**Goal of the exercise:** Across the following data, state how many lines include the word "title". Provide the number alone.

(Extracts from a graphics dataset)

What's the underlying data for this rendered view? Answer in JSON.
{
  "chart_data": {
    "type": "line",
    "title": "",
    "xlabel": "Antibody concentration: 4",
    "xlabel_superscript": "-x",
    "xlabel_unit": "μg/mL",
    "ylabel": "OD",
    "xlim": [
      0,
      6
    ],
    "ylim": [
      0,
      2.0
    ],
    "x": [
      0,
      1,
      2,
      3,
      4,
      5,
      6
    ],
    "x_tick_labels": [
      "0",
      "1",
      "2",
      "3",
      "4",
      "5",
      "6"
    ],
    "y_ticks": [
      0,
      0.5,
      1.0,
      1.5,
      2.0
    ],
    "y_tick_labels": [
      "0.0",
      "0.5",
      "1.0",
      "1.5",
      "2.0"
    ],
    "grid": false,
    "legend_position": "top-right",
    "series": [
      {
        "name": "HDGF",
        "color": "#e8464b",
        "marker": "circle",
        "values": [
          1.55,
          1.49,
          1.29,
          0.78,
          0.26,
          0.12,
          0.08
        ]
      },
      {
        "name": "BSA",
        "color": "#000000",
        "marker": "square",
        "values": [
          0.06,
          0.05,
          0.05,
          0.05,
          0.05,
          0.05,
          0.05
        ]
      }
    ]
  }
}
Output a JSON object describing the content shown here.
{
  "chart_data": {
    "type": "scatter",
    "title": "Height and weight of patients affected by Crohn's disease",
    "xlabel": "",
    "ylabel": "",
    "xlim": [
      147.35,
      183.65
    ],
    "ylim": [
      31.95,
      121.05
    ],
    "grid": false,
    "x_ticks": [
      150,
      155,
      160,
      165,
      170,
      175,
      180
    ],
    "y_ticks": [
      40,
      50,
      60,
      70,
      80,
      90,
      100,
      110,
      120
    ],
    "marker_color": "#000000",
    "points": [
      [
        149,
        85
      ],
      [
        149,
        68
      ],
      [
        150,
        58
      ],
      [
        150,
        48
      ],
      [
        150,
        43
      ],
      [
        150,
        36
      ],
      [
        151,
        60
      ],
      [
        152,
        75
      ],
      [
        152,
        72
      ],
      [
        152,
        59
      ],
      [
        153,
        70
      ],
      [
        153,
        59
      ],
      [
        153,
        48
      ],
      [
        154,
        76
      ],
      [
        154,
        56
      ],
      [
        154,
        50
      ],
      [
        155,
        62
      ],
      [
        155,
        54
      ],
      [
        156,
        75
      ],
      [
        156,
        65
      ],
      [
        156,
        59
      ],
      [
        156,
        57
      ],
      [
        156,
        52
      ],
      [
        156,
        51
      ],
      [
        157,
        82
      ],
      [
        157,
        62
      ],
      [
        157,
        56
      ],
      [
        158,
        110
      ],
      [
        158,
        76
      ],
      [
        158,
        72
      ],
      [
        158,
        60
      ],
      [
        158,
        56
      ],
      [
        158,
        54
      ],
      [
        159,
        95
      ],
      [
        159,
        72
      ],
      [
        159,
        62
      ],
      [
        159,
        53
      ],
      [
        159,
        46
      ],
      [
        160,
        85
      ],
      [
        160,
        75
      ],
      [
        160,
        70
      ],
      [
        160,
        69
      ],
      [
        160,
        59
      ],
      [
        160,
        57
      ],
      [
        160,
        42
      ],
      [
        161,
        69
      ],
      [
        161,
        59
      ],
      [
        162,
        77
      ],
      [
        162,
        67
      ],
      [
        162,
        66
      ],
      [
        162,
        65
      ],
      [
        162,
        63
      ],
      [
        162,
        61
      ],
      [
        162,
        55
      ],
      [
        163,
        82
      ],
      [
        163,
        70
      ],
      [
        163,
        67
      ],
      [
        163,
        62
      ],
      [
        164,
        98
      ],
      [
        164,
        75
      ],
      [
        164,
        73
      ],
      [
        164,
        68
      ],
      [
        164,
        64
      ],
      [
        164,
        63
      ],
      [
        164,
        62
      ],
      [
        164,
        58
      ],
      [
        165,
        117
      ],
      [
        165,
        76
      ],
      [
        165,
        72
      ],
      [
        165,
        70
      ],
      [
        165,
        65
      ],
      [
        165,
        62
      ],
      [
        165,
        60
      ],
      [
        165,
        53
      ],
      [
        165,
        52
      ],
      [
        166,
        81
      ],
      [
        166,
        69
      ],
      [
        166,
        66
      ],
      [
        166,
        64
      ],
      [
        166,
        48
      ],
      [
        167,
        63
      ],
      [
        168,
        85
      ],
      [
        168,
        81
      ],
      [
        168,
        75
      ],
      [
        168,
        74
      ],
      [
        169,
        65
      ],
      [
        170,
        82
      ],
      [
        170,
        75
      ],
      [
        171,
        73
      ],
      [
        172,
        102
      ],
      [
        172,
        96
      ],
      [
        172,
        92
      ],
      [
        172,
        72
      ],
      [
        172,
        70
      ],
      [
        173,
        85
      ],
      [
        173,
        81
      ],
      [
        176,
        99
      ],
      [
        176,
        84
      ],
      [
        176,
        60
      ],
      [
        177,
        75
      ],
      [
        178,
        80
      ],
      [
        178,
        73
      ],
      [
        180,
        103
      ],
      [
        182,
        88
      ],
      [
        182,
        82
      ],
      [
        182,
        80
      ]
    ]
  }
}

**Exercise result:** 2